TASK TO COMPLETE ▸ Repeat the material in full. Keep every line exactly as it is.

[Stored data entries]
— Start —
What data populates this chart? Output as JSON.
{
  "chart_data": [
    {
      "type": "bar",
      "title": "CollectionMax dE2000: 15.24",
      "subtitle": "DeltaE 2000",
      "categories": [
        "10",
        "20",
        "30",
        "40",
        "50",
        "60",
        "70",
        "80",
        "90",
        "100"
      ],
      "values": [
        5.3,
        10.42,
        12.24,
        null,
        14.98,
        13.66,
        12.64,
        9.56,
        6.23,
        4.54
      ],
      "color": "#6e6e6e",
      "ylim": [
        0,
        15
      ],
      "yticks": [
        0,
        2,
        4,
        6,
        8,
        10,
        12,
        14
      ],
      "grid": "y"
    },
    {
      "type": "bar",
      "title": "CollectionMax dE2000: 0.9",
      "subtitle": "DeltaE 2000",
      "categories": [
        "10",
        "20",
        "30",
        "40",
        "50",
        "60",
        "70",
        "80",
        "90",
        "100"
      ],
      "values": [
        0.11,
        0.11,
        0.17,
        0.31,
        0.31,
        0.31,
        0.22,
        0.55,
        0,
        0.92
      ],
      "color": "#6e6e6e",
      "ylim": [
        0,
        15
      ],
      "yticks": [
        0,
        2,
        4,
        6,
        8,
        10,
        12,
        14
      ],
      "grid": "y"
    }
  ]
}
— End —
RESULT OF THE EXERCISE ▸
What data populates this chart? Output as JSON.
{
  "chart_data": [
    {
      "type": "bar",
      "title": "CollectionMax dE2000: 15.24",
      "subtitle": "DeltaE 2000",
      "categories": [
        "10",
        "20",
        "30",
        "40",
        "50",
        "60",
        "70",
        "80",
        "90",
        "100"
      ],
      "values": [
        5.3,
        10.42,
        12.24,
        null,
        14.98,
        13.66,
        12.64,
        9.56,
        6.23,
        4.54
      ],
      "color": "#6e6e6e",
      "ylim": [
        0,
        15
      ],
      "yticks": [
        0,
        2,
        4,
        6,
        8,
        10,
        12,
        14
      ],
      "grid": "y"
    },
    {
      "type": "bar",
      "title": "CollectionMax dE2000: 0.9",
      "subtitle": "DeltaE 2000",
      "categories": [
        "10",
        "20",
        "30",
        "40",
        "50",
        "60",
        "70",
        "80",
        "90",
        "100"
      ],
      "values": [
        0.11,
        0.11,
        0.17,
        0.31,
        0.31,
        0.31,
        0.22,
        0.55,
        0,
        0.92
      ],
      "color": "#6e6e6e",
      "ylim": [
        0,
        15
      ],
      "yticks": [
        0,
        2,
        4,
        6,
        8,
        10,
        12,
        14
      ],
      "grid": "y"
    }
  ]
}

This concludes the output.